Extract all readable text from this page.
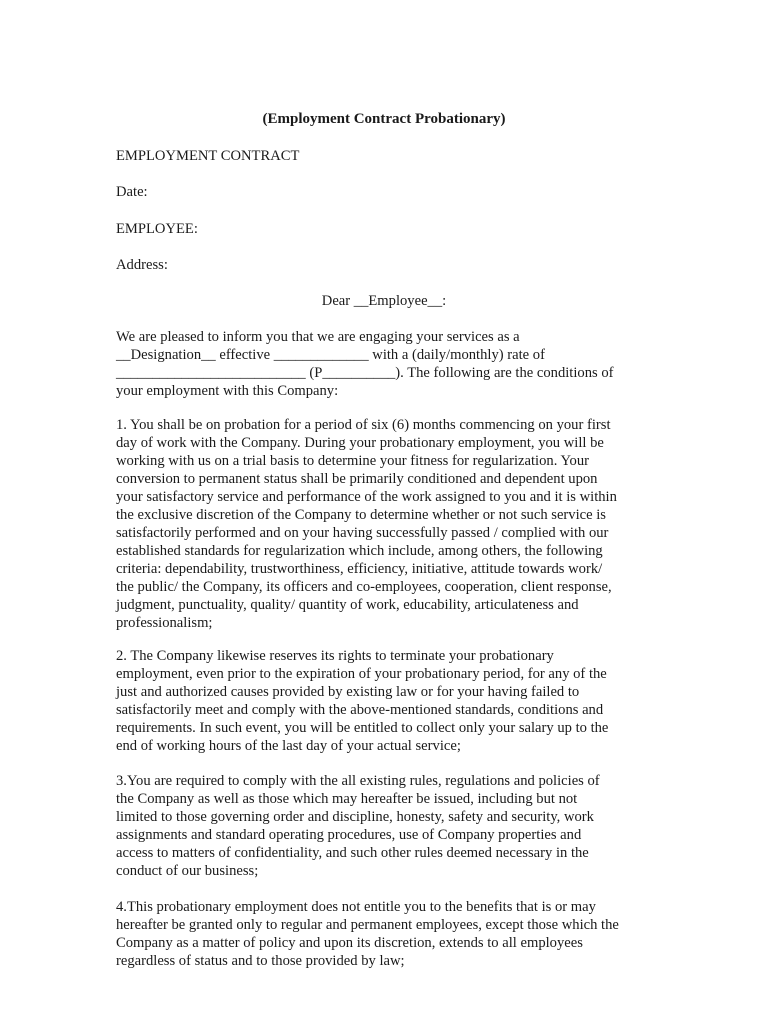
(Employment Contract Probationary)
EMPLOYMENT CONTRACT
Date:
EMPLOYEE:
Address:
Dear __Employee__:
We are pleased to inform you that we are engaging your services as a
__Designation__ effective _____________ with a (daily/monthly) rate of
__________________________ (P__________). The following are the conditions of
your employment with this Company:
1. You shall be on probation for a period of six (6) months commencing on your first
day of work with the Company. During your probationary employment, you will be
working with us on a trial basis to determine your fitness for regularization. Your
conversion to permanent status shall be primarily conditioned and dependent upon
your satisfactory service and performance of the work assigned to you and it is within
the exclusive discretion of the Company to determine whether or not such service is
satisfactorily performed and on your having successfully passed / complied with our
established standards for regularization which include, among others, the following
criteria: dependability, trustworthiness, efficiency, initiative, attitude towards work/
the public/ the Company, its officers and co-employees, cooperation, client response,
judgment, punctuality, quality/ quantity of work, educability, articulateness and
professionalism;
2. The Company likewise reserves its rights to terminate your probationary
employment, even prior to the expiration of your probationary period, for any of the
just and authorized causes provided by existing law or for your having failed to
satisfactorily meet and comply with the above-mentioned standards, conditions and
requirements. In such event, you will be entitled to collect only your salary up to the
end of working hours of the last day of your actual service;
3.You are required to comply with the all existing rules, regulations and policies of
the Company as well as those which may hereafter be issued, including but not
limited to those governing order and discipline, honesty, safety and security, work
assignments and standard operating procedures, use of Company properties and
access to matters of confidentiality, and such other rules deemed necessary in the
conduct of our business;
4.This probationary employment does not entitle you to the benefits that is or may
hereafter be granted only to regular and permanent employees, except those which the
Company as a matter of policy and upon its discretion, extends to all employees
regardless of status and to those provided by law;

----------

• [Given task]:
Leave the pictures out and write out every entry exactly as given.

• [Worked answer]:
Extract all readable text from this page.
(Employment Contract Probationary)
EMPLOYMENT CONTRACT
Date:
EMPLOYEE:
Address:
Dear __Employee__:
We are pleased to inform you that we are engaging your services as a
__Designation__ effective _____________ with a (daily/monthly) rate of
__________________________ (P__________). The following are the conditions of
your employment with this Company:
1. You shall be on probation for a period of six (6) months commencing on your first
day of work with the Company. During your probationary employment, you will be
working with us on a trial basis to determine your fitness for regularization. Your
conversion to permanent status shall be primarily conditioned and dependent upon
your satisfactory service and performance of the work assigned to you and it is within
the exclusive discretion of the Company to determine whether or not such service is
satisfactorily performed and on your having successfully passed / complied with our
established standards for regularization which include, among others, the following
criteria: dependability, trustworthiness, efficiency, initiative, attitude towards work/
the public/ the Company, its officers and co-employees, cooperation, client response,
judgment, punctuality, quality/ quantity of work, educability, articulateness and
professionalism;
2. The Company likewise reserves its rights to terminate your probationary
employment, even prior to the expiration of your probationary period, for any of the
just and authorized causes provided by existing law or for your having failed to
satisfactorily meet and comply with the above-mentioned standards, conditions and
requirements. In such event, you will be entitled to collect only your salary up to the
end of working hours of the last day of your actual service;
3.You are required to comply with the all existing rules, regulations and policies of
the Company as well as those which may hereafter be issued, including but not
limited to those governing order and discipline, honesty, safety and security, work
assignments and standard operating procedures, use of Company properties and
access to matters of confidentiality, and such other rules deemed necessary in the
conduct of our business;
4.This probationary employment does not entitle you to the benefits that is or may
hereafter be granted only to regular and permanent employees, except those which the
Company as a matter of policy and upon its discretion, extends to all employees
regardless of status and to those provided by law;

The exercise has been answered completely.